What to do: Please output every line of the material as it stands, without the pictures.

__________

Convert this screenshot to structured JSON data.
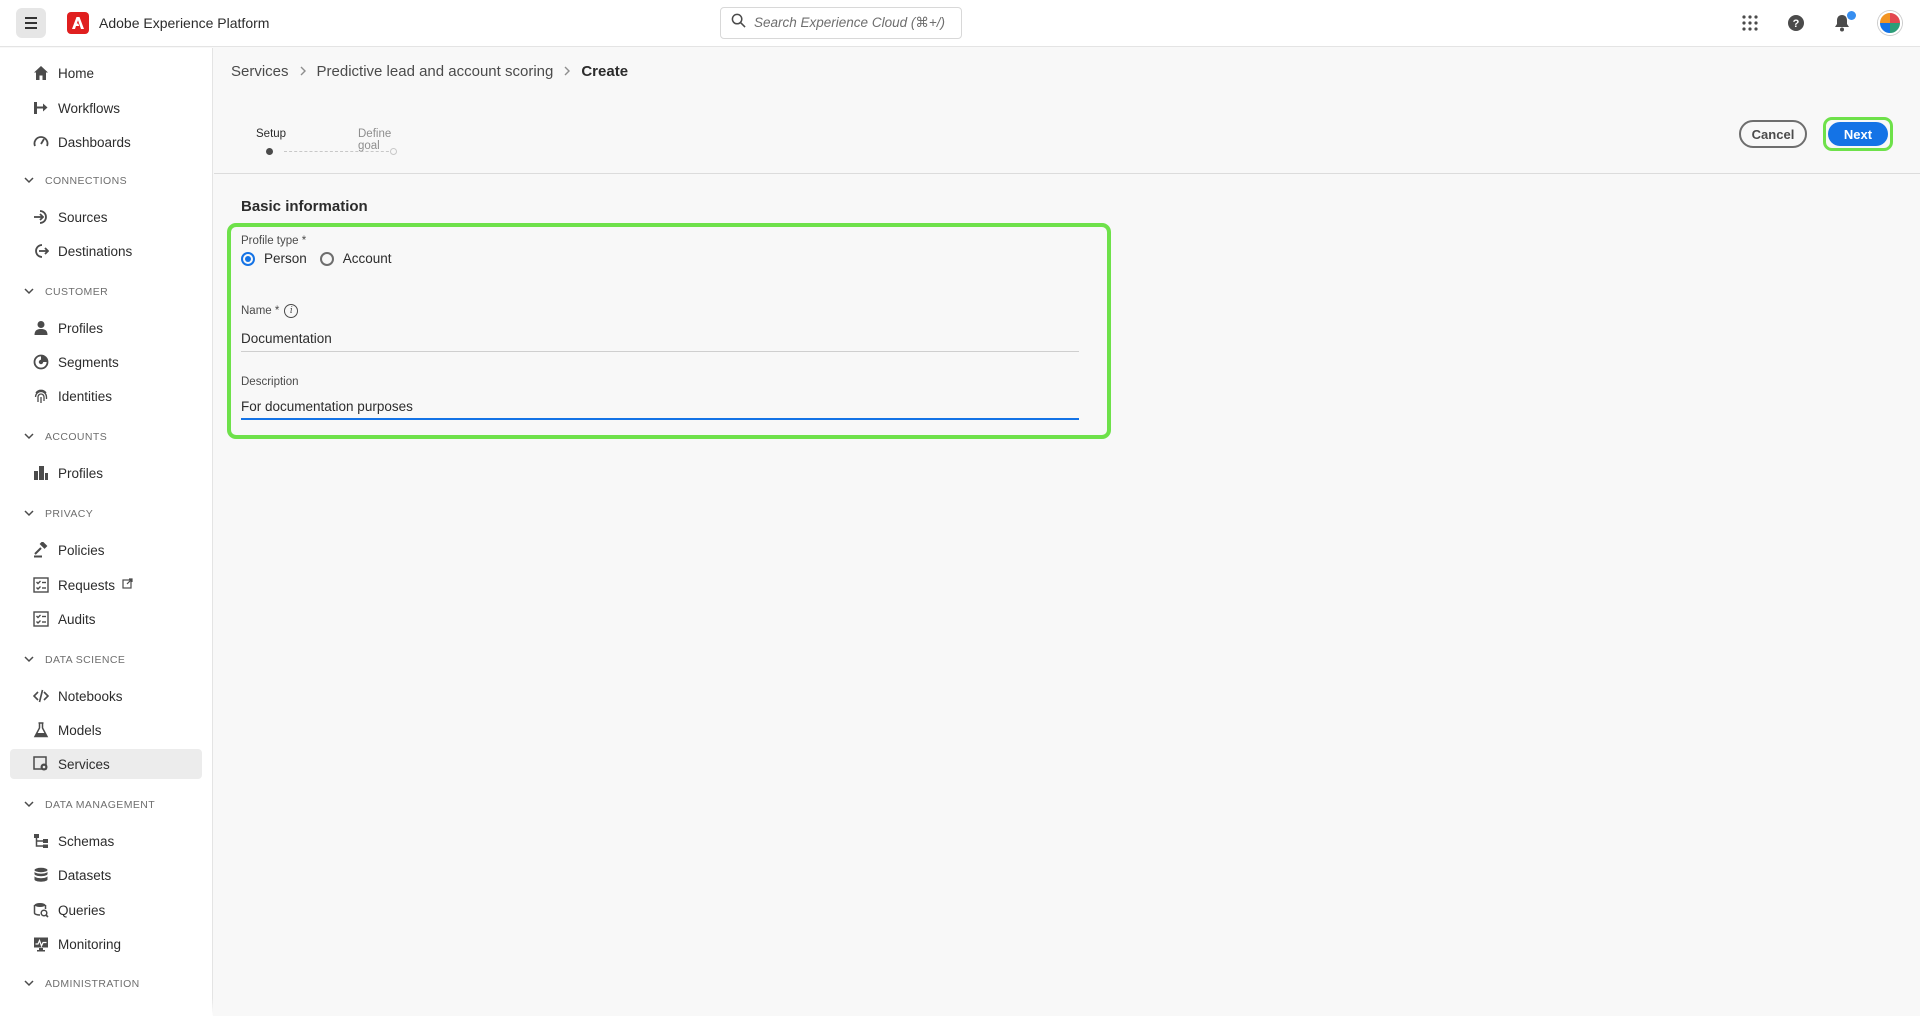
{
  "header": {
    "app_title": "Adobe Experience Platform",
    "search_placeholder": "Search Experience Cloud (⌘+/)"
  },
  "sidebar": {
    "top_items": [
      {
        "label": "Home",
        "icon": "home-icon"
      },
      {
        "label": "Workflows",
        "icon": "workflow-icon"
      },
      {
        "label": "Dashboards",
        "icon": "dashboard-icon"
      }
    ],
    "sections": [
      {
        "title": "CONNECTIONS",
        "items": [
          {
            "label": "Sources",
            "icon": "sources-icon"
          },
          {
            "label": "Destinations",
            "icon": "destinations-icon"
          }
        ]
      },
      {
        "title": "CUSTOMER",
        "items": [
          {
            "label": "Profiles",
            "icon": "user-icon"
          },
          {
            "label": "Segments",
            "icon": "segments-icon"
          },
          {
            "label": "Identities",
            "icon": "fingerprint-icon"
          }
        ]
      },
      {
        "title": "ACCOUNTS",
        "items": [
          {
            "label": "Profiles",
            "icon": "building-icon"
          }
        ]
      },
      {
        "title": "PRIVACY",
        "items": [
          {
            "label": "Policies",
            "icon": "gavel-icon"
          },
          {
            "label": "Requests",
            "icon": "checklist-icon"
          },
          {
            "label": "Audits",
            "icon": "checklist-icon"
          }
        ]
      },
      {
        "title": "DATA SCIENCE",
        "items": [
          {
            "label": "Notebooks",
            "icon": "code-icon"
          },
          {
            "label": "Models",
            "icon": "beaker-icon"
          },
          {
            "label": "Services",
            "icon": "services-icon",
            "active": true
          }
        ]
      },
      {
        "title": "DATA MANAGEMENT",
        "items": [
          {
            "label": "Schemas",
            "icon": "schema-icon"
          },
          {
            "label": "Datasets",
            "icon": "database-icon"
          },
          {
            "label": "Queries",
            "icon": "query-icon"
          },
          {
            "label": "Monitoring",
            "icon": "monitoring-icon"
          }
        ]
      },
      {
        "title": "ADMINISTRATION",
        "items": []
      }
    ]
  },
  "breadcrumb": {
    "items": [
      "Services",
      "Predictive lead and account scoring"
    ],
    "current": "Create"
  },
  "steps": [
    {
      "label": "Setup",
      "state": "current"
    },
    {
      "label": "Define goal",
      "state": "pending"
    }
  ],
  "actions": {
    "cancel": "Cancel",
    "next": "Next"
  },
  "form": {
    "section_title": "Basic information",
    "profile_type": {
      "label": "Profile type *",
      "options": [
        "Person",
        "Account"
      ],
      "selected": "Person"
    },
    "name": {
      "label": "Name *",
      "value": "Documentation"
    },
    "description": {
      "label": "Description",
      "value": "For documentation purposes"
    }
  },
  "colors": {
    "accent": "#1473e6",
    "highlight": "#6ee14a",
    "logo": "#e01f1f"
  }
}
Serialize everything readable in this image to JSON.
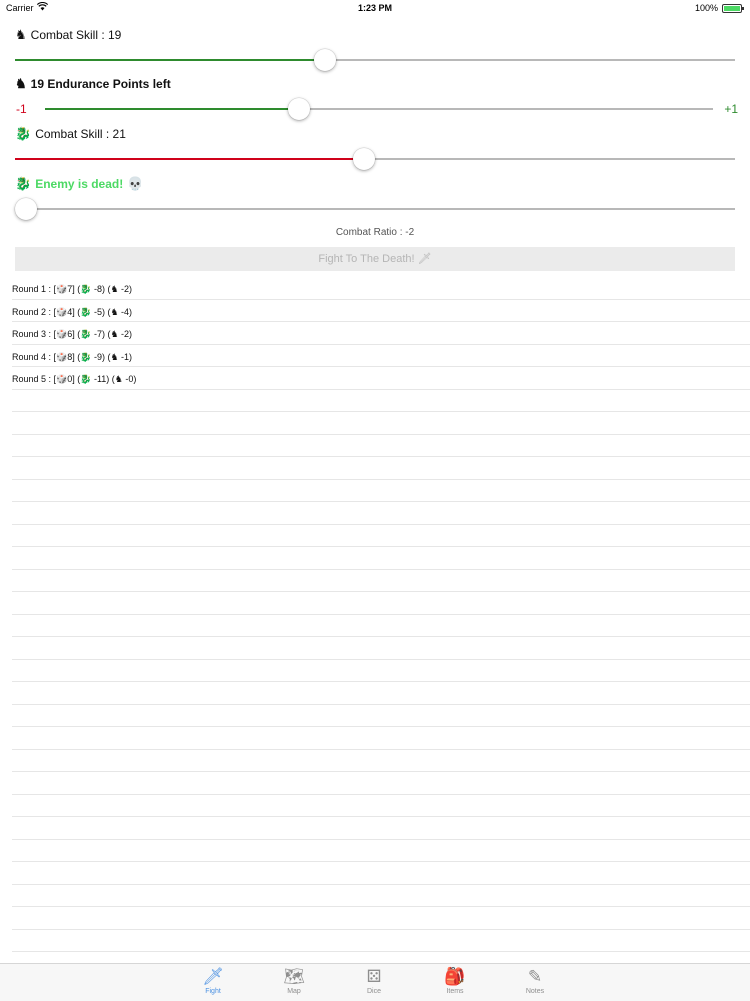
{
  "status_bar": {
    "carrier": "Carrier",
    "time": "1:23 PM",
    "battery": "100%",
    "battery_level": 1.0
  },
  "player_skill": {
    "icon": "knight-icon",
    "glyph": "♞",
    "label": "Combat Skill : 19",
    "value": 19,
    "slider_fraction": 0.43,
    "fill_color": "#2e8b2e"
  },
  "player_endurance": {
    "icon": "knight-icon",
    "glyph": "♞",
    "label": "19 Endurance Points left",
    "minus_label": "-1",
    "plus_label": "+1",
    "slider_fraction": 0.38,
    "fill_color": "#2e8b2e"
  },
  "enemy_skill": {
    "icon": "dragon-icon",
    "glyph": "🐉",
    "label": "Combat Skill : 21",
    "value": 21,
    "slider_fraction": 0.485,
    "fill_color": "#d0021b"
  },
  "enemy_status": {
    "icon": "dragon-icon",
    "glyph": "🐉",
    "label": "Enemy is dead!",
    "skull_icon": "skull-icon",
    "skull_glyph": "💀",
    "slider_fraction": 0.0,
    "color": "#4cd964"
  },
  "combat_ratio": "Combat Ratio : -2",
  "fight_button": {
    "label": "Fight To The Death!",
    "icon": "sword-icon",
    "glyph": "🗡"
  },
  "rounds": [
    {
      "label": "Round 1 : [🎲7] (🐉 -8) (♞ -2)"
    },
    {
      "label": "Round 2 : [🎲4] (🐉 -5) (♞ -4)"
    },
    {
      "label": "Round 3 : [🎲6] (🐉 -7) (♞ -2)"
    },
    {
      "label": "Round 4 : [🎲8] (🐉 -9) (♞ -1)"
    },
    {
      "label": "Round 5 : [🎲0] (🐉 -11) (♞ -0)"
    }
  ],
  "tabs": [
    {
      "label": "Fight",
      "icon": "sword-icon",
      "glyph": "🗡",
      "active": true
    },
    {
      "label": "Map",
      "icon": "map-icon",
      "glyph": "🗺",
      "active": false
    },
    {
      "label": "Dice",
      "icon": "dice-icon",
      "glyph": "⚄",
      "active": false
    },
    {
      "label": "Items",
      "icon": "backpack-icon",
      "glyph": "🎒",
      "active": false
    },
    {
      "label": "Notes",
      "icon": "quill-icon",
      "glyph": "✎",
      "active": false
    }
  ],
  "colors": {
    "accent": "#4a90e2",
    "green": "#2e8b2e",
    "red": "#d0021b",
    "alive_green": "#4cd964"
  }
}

__________

Response:
Convert this screenshot to structured JSON data.
{
  "header": {
    "app_title": "Adobe Experience Platform",
    "search_placeholder": "Search Experience Cloud (⌘+/)"
  },
  "sidebar": {
    "top_items": [
      {
        "label": "Home",
        "icon": "home-icon"
      },
      {
        "label": "Workflows",
        "icon": "workflow-icon"
      },
      {
        "label": "Dashboards",
        "icon": "dashboard-icon"
      }
    ],
    "sections": [
      {
        "title": "CONNECTIONS",
        "items": [
          {
            "label": "Sources",
            "icon": "sources-icon"
          },
          {
            "label": "Destinations",
            "icon": "destinations-icon"
          }
        ]
      },
      {
        "title": "CUSTOMER",
        "items": [
          {
            "label": "Profiles",
            "icon": "user-icon"
          },
          {
            "label": "Segments",
            "icon": "segments-icon"
          },
          {
            "label": "Identities",
            "icon": "fingerprint-icon"
          }
        ]
      },
      {
        "title": "ACCOUNTS",
        "items": [
          {
            "label": "Profiles",
            "icon": "building-icon"
          }
        ]
      },
      {
        "title": "PRIVACY",
        "items": [
          {
            "label": "Policies",
            "icon": "gavel-icon"
          },
          {
            "label": "Requests",
            "icon": "checklist-icon"
          },
          {
            "label": "Audits",
            "icon": "checklist-icon"
          }
        ]
      },
      {
        "title": "DATA SCIENCE",
        "items": [
          {
            "label": "Notebooks",
            "icon": "code-icon"
          },
          {
            "label": "Models",
            "icon": "beaker-icon"
          },
          {
            "label": "Services",
            "icon": "services-icon",
            "active": true
          }
        ]
      },
      {
        "title": "DATA MANAGEMENT",
        "items": [
          {
            "label": "Schemas",
            "icon": "schema-icon"
          },
          {
            "label": "Datasets",
            "icon": "database-icon"
          },
          {
            "label": "Queries",
            "icon": "query-icon"
          },
          {
            "label": "Monitoring",
            "icon": "monitoring-icon"
          }
        ]
      },
      {
        "title": "ADMINISTRATION",
        "items": []
      }
    ]
  },
  "breadcrumb": {
    "items": [
      "Services",
      "Predictive lead and account scoring"
    ],
    "current": "Create"
  },
  "steps": [
    {
      "label": "Setup",
      "state": "current"
    },
    {
      "label": "Define goal",
      "state": "pending"
    }
  ],
  "actions": {
    "cancel": "Cancel",
    "next": "Next"
  },
  "form": {
    "section_title": "Basic information",
    "profile_type": {
      "label": "Profile type *",
      "options": [
        "Person",
        "Account"
      ],
      "selected": "Person"
    },
    "name": {
      "label": "Name *",
      "value": "Documentation"
    },
    "description": {
      "label": "Description",
      "value": "For documentation purposes"
    }
  },
  "colors": {
    "accent": "#1473e6",
    "highlight": "#6ee14a",
    "logo": "#e01f1f"
  }
}
Serialize everything readable in this image to JSON.
{
  "status_bar": {
    "carrier": "Carrier",
    "time": "1:23 PM",
    "battery": "100%",
    "battery_level": 1.0
  },
  "player_skill": {
    "icon": "knight-icon",
    "glyph": "♞",
    "label": "Combat Skill : 19",
    "value": 19,
    "slider_fraction": 0.43,
    "fill_color": "#2e8b2e"
  },
  "player_endurance": {
    "icon": "knight-icon",
    "glyph": "♞",
    "label": "19 Endurance Points left",
    "minus_label": "-1",
    "plus_label": "+1",
    "slider_fraction": 0.38,
    "fill_color": "#2e8b2e"
  },
  "enemy_skill": {
    "icon": "dragon-icon",
    "glyph": "🐉",
    "label": "Combat Skill : 21",
    "value": 21,
    "slider_fraction": 0.485,
    "fill_color": "#d0021b"
  },
  "enemy_status": {
    "icon": "dragon-icon",
    "glyph": "🐉",
    "label": "Enemy is dead!",
    "skull_icon": "skull-icon",
    "skull_glyph": "💀",
    "slider_fraction": 0.0,
    "color": "#4cd964"
  },
  "combat_ratio": "Combat Ratio : -2",
  "fight_button": {
    "label": "Fight To The Death!",
    "icon": "sword-icon",
    "glyph": "🗡"
  },
  "rounds": [
    {
      "label": "Round 1 : [🎲7] (🐉 -8) (♞ -2)"
    },
    {
      "label": "Round 2 : [🎲4] (🐉 -5) (♞ -4)"
    },
    {
      "label": "Round 3 : [🎲6] (🐉 -7) (♞ -2)"
    },
    {
      "label": "Round 4 : [🎲8] (🐉 -9) (♞ -1)"
    },
    {
      "label": "Round 5 : [🎲0] (🐉 -11) (♞ -0)"
    }
  ],
  "tabs": [
    {
      "label": "Fight",
      "icon": "sword-icon",
      "glyph": "🗡",
      "active": true
    },
    {
      "label": "Map",
      "icon": "map-icon",
      "glyph": "🗺",
      "active": false
    },
    {
      "label": "Dice",
      "icon": "dice-icon",
      "glyph": "⚄",
      "active": false
    },
    {
      "label": "Items",
      "icon": "backpack-icon",
      "glyph": "🎒",
      "active": false
    },
    {
      "label": "Notes",
      "icon": "quill-icon",
      "glyph": "✎",
      "active": false
    }
  ],
  "colors": {
    "accent": "#4a90e2",
    "green": "#2e8b2e",
    "red": "#d0021b",
    "alive_green": "#4cd964"
  }
}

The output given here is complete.